### Data shown
____________

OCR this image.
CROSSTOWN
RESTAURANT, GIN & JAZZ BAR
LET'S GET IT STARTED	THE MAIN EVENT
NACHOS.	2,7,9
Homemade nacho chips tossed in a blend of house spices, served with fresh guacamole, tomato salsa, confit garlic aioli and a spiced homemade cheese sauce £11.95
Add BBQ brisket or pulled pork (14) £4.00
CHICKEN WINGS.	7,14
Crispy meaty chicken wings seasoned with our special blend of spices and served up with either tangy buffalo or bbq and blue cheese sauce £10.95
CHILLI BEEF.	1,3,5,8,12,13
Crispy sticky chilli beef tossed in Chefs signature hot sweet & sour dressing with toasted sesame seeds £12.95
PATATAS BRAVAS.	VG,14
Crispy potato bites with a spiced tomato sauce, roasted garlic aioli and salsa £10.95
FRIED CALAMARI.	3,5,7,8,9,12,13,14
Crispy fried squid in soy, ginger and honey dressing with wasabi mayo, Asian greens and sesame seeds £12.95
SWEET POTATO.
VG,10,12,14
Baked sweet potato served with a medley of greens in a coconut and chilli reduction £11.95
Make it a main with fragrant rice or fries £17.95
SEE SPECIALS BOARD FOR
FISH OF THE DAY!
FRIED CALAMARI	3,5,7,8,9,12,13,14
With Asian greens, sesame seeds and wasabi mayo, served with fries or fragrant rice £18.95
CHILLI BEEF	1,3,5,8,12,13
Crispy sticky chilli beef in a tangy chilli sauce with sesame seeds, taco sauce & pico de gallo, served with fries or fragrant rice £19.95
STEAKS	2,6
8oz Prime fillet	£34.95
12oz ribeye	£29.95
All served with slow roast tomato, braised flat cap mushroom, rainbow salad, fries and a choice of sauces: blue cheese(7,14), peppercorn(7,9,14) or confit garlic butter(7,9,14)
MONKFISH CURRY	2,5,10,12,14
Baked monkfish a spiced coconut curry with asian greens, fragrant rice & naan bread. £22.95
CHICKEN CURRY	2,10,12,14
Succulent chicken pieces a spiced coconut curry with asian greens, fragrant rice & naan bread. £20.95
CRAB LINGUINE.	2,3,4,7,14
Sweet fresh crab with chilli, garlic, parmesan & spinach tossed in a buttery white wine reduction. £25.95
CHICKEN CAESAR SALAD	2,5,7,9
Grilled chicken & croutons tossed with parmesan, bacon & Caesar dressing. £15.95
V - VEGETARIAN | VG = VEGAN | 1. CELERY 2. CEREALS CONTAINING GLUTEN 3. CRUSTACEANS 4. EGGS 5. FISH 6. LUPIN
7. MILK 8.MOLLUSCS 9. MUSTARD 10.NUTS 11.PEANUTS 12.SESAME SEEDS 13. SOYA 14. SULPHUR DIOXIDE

____________

### Given exercise
Identify each line of the material where the word "parmesan" shows up, and copy it.

### Answer for this exercise
Sweet fresh crab with chilli, garlic, parmesan & spinach tossed in a buttery white wine reduction. £25.95
Grilled chicken & croutons tossed with parmesan, bacon & Caesar dressing. £15.95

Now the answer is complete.